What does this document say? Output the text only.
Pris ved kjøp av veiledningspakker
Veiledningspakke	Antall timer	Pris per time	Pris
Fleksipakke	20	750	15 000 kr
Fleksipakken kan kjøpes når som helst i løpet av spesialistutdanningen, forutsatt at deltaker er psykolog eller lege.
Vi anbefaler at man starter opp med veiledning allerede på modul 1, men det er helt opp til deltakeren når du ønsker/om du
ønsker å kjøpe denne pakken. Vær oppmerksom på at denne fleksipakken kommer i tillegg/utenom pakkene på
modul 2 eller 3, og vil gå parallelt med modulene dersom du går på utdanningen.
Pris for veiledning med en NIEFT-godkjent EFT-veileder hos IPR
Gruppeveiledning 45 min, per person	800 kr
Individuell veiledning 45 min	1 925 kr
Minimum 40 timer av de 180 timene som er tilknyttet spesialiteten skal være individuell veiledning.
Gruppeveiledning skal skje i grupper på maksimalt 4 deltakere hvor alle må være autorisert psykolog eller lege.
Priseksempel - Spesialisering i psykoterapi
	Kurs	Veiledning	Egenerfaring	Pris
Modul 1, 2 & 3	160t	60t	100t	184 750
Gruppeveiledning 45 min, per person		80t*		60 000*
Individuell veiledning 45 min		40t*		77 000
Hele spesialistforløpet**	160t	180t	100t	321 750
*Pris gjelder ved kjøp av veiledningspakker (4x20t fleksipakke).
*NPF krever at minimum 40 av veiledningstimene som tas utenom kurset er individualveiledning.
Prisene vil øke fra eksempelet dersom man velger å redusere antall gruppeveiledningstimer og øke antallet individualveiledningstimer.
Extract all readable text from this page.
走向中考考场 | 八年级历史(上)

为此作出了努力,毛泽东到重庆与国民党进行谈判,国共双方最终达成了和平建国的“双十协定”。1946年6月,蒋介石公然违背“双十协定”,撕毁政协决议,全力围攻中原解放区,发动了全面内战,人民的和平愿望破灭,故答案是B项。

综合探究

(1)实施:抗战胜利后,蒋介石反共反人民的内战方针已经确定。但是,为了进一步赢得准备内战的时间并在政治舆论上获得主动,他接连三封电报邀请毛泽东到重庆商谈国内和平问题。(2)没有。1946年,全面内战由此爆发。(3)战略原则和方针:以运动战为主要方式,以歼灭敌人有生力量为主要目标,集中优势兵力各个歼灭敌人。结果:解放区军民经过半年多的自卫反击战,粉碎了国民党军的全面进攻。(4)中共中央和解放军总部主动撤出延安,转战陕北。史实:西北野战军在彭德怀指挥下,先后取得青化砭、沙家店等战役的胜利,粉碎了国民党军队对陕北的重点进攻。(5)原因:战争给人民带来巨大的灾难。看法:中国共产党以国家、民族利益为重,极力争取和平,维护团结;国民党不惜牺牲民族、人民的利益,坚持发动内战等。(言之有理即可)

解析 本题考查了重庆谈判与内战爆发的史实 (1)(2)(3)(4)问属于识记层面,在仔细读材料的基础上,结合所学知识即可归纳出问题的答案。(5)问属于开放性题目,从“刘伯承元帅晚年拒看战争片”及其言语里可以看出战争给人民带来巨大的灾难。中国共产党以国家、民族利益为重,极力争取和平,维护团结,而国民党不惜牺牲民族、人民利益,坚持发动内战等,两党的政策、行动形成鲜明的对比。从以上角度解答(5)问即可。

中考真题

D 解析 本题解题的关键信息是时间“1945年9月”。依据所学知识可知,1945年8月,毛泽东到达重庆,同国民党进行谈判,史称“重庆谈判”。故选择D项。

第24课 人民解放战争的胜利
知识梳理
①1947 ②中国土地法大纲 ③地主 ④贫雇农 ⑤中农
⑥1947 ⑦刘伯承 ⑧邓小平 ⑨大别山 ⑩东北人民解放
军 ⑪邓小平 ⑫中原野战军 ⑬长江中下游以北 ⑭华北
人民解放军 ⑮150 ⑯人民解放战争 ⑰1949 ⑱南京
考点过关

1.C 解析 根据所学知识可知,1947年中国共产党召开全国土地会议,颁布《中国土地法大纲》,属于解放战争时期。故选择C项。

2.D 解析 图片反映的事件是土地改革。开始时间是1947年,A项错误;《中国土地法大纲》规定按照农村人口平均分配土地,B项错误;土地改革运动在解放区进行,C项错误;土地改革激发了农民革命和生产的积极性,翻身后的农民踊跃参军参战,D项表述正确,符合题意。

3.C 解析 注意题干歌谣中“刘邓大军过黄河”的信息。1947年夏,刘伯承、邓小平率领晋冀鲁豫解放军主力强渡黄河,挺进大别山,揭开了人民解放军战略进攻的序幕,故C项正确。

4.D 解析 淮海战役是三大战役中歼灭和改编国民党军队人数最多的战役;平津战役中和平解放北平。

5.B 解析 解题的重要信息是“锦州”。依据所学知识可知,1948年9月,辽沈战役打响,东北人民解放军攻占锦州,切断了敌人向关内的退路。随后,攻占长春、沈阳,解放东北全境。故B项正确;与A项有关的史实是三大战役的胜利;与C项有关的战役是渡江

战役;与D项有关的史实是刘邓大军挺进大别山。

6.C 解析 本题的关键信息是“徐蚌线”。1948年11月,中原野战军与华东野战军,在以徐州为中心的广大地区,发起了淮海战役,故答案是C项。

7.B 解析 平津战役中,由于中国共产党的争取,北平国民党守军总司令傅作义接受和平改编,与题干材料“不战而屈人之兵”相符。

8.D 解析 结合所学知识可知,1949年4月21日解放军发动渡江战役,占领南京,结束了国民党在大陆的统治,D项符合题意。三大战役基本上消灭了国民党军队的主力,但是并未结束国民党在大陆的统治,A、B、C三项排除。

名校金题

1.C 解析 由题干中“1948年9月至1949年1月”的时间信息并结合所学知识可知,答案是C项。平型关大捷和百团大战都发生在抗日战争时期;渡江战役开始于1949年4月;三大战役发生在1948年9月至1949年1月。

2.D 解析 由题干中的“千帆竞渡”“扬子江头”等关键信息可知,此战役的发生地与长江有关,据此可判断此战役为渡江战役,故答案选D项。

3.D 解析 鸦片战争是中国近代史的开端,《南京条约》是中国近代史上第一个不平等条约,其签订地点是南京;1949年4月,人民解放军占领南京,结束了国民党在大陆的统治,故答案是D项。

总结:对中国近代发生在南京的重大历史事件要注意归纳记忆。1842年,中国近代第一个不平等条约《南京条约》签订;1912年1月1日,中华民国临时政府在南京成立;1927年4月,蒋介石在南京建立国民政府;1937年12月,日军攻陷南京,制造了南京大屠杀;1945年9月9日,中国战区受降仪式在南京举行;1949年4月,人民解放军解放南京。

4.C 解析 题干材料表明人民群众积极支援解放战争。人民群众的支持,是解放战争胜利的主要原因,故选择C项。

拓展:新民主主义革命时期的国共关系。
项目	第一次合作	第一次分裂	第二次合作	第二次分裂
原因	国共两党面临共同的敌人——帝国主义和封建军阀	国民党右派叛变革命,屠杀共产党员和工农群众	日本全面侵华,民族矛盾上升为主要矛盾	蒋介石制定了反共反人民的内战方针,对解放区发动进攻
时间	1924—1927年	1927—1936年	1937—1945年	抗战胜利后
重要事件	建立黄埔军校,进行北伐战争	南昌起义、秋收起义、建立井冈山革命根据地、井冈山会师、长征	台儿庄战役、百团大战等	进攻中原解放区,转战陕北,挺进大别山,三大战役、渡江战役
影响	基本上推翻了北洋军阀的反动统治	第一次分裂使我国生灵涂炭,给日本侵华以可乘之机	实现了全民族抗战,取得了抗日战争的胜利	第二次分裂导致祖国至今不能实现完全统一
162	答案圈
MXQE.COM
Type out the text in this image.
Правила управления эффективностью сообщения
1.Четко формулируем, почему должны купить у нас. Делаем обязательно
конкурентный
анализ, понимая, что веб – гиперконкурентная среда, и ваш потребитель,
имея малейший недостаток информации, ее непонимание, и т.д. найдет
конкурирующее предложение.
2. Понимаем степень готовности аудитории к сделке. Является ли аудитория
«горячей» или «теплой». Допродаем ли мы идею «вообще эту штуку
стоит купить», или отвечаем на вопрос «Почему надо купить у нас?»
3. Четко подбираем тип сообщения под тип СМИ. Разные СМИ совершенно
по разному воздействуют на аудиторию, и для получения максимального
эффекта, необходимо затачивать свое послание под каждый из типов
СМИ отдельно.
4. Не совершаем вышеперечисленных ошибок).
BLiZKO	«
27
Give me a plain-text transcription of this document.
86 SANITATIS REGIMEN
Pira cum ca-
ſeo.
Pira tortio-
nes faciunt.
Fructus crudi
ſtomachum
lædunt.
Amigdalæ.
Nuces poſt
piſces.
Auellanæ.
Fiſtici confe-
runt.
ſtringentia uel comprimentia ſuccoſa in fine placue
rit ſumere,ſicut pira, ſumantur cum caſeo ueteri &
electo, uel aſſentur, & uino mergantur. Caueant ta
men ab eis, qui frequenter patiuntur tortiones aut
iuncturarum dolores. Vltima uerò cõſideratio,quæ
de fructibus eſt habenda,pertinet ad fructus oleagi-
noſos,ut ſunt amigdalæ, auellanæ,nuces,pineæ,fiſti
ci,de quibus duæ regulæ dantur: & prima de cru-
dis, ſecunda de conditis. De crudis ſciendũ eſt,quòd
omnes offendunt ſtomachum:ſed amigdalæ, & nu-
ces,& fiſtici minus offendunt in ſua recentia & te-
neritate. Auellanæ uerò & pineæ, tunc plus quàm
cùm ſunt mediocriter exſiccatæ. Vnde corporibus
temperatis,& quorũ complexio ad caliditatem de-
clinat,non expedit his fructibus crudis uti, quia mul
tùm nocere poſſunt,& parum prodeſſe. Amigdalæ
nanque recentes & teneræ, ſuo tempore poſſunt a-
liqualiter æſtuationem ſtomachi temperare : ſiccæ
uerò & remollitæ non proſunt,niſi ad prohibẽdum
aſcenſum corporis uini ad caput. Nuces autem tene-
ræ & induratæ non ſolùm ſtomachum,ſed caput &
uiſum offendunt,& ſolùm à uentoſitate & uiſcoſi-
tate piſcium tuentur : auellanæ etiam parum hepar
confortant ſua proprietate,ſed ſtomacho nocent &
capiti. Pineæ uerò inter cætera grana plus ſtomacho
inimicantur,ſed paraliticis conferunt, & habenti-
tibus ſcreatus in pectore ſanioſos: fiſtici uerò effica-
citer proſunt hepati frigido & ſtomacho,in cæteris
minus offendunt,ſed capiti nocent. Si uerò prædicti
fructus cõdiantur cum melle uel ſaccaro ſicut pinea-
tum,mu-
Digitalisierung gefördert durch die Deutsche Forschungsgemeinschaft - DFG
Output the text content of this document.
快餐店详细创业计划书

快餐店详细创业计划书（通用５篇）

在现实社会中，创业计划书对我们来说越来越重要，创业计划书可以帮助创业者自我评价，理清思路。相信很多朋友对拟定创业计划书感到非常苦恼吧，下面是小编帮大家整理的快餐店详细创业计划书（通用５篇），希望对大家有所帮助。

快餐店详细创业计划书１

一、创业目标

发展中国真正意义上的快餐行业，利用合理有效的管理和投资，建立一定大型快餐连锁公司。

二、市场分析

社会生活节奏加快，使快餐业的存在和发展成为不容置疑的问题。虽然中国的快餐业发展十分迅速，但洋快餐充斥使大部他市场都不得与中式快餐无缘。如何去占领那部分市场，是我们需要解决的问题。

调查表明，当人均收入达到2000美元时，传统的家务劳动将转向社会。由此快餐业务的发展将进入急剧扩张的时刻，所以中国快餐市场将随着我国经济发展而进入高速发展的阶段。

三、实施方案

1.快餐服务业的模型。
⁂
*OBJECTIVE*:
Only a number is needed: how many lines of the material above contain "skal"?

*WRITTEN REPLY*:
2